### Exercise task
Write out the records word for word, with no pictures.

### Given data

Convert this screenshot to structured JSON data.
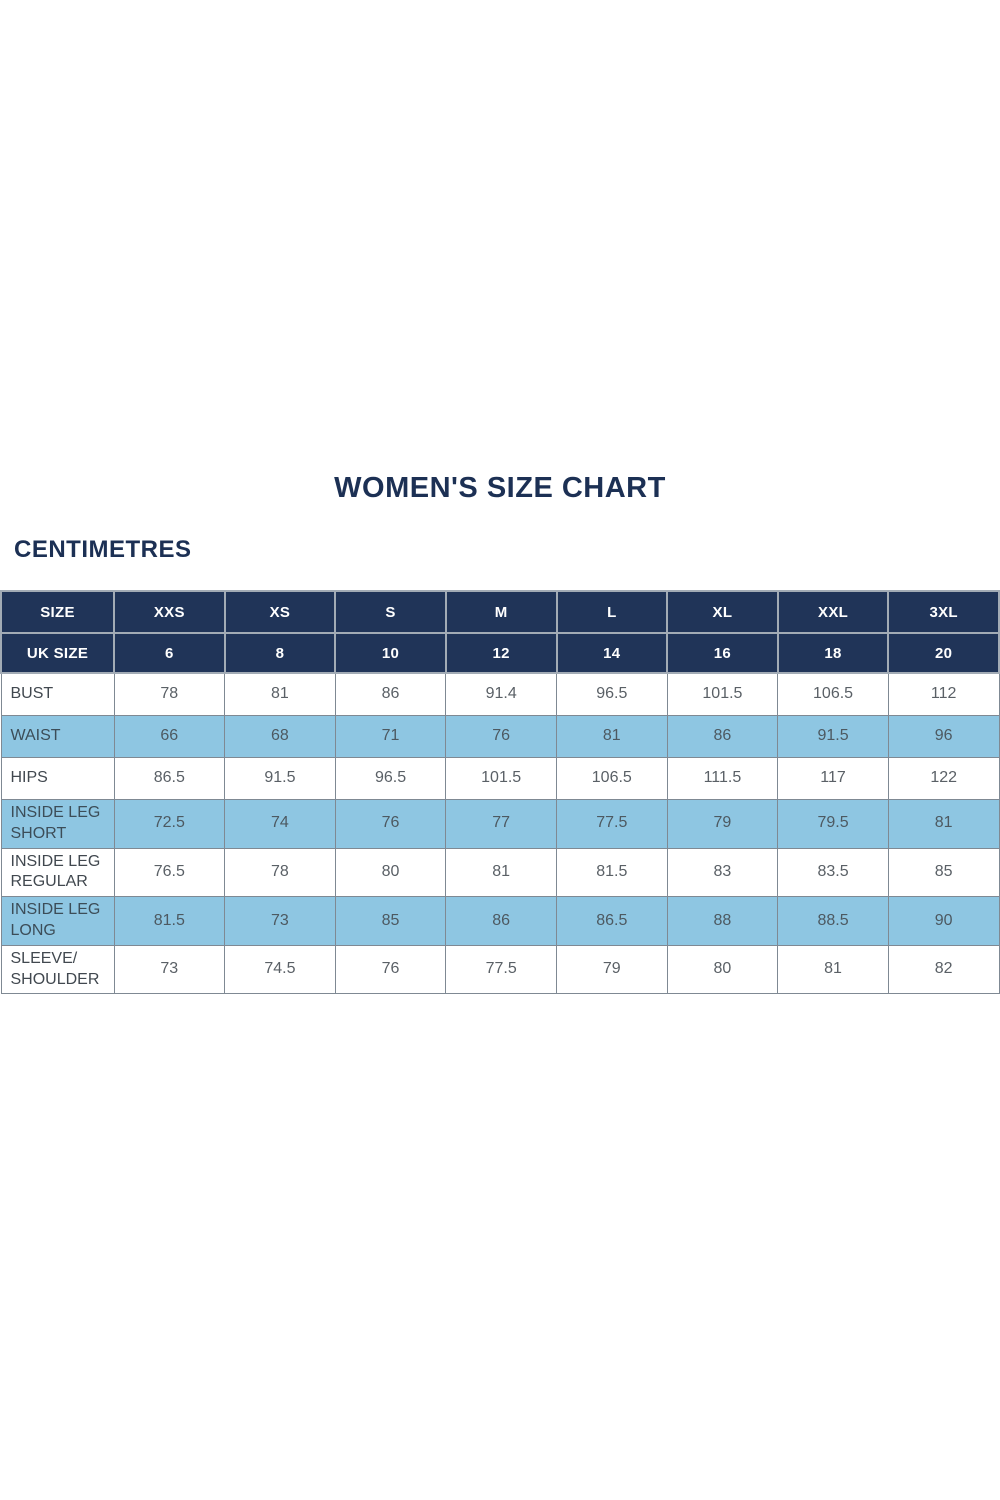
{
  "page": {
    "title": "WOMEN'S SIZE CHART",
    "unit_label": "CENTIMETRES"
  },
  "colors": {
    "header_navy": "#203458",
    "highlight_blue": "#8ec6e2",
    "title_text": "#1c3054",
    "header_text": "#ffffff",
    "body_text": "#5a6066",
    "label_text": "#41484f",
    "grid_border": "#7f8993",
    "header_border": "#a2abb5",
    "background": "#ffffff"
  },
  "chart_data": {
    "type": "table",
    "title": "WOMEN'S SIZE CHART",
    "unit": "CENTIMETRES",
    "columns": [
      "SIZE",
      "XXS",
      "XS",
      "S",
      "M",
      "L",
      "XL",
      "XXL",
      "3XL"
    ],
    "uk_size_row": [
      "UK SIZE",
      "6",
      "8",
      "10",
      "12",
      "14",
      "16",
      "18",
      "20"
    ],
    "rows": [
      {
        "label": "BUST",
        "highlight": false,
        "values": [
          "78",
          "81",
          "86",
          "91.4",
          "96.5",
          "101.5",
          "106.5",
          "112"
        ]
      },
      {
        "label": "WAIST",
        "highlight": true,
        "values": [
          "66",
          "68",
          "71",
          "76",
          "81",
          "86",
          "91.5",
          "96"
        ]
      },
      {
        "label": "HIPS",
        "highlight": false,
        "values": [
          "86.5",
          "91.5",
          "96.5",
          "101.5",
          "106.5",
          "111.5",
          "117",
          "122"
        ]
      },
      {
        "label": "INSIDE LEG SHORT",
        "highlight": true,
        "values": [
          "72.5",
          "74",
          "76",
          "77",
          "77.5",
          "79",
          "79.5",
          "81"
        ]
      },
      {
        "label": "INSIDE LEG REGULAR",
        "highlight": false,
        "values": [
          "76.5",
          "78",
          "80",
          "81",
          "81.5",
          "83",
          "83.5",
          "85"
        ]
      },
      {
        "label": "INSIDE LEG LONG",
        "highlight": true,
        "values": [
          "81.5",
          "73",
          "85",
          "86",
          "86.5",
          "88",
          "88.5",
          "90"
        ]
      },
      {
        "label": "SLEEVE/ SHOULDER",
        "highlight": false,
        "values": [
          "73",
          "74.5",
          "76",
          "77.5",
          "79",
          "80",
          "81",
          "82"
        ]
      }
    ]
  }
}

### Solution to this task
Convert this screenshot to structured JSON data.
{
  "page": {
    "title": "WOMEN'S SIZE CHART",
    "unit_label": "CENTIMETRES"
  },
  "colors": {
    "header_navy": "#203458",
    "highlight_blue": "#8ec6e2",
    "title_text": "#1c3054",
    "header_text": "#ffffff",
    "body_text": "#5a6066",
    "label_text": "#41484f",
    "grid_border": "#7f8993",
    "header_border": "#a2abb5",
    "background": "#ffffff"
  },
  "chart_data": {
    "type": "table",
    "title": "WOMEN'S SIZE CHART",
    "unit": "CENTIMETRES",
    "columns": [
      "SIZE",
      "XXS",
      "XS",
      "S",
      "M",
      "L",
      "XL",
      "XXL",
      "3XL"
    ],
    "uk_size_row": [
      "UK SIZE",
      "6",
      "8",
      "10",
      "12",
      "14",
      "16",
      "18",
      "20"
    ],
    "rows": [
      {
        "label": "BUST",
        "highlight": false,
        "values": [
          "78",
          "81",
          "86",
          "91.4",
          "96.5",
          "101.5",
          "106.5",
          "112"
        ]
      },
      {
        "label": "WAIST",
        "highlight": true,
        "values": [
          "66",
          "68",
          "71",
          "76",
          "81",
          "86",
          "91.5",
          "96"
        ]
      },
      {
        "label": "HIPS",
        "highlight": false,
        "values": [
          "86.5",
          "91.5",
          "96.5",
          "101.5",
          "106.5",
          "111.5",
          "117",
          "122"
        ]
      },
      {
        "label": "INSIDE LEG SHORT",
        "highlight": true,
        "values": [
          "72.5",
          "74",
          "76",
          "77",
          "77.5",
          "79",
          "79.5",
          "81"
        ]
      },
      {
        "label": "INSIDE LEG REGULAR",
        "highlight": false,
        "values": [
          "76.5",
          "78",
          "80",
          "81",
          "81.5",
          "83",
          "83.5",
          "85"
        ]
      },
      {
        "label": "INSIDE LEG LONG",
        "highlight": true,
        "values": [
          "81.5",
          "73",
          "85",
          "86",
          "86.5",
          "88",
          "88.5",
          "90"
        ]
      },
      {
        "label": "SLEEVE/ SHOULDER",
        "highlight": false,
        "values": [
          "73",
          "74.5",
          "76",
          "77.5",
          "79",
          "80",
          "81",
          "82"
        ]
      }
    ]
  }
}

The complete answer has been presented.